Problem to solve: Identify every line in the records below that contains the word "JSON", and reproduce each one.

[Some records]
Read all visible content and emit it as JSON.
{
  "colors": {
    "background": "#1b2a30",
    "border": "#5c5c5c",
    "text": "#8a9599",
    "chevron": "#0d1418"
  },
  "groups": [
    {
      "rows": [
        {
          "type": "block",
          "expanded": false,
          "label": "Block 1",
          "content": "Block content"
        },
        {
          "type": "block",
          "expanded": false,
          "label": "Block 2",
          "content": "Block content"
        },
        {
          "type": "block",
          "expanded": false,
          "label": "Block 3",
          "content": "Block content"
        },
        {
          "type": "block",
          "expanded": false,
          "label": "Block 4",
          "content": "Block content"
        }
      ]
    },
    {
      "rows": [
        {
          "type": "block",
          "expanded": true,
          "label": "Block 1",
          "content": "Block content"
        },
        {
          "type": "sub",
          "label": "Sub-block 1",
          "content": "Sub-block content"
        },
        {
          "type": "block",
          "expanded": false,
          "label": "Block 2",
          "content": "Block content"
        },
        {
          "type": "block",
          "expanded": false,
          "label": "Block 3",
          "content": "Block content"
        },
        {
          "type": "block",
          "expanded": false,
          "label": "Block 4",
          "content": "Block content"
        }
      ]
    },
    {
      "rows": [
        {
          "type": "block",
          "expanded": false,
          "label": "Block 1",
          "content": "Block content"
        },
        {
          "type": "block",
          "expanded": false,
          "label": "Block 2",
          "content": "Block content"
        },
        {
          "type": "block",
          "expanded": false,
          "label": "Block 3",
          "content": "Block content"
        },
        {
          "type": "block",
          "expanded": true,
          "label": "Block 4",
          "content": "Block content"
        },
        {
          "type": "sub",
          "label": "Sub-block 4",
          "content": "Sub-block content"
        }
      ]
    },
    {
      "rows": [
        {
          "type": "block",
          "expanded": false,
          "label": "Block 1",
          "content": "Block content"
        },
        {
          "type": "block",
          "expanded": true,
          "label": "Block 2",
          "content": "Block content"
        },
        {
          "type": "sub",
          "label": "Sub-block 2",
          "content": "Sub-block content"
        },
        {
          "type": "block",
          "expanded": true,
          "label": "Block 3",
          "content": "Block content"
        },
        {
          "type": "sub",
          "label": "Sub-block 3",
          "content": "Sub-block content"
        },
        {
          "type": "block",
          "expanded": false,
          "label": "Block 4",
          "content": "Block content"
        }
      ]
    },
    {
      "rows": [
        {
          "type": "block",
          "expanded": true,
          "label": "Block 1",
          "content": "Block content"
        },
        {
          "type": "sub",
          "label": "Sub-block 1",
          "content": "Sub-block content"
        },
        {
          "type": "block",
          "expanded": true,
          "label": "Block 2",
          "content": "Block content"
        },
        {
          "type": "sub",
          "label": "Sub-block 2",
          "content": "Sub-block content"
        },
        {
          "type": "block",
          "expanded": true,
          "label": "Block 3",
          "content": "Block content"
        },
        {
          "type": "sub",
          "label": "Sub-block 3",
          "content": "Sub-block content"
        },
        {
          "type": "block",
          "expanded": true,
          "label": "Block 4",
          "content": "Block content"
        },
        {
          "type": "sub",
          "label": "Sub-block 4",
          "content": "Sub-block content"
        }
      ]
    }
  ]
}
---
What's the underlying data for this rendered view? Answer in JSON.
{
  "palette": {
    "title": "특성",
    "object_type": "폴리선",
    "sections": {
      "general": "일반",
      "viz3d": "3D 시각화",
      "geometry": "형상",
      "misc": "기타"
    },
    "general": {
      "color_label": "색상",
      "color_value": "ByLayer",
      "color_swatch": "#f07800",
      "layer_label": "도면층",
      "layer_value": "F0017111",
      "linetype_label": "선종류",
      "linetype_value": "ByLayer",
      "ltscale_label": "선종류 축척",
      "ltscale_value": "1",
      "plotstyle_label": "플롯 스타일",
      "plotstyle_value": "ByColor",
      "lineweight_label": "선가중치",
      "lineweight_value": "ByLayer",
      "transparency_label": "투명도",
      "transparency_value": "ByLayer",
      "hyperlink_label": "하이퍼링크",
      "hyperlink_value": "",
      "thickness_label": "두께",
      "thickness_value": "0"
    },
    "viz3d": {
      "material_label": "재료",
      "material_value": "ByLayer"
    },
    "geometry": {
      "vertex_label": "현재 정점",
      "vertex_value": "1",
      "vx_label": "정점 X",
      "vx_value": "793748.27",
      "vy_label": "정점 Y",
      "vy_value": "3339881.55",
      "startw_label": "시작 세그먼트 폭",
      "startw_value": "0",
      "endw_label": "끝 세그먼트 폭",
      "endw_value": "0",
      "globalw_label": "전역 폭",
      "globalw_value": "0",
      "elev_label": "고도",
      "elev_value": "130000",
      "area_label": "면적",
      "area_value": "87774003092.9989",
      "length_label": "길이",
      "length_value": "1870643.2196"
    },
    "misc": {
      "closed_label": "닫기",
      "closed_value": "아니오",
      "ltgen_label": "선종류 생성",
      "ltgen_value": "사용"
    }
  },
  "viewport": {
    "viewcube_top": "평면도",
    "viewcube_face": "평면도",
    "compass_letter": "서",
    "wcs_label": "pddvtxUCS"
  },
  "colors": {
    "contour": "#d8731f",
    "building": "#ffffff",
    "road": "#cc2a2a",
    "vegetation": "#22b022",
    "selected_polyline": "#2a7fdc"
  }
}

Answer for this exercise:
Read all visible content and emit it as JSON.
What's the underlying data for this rendered view? Answer in JSON.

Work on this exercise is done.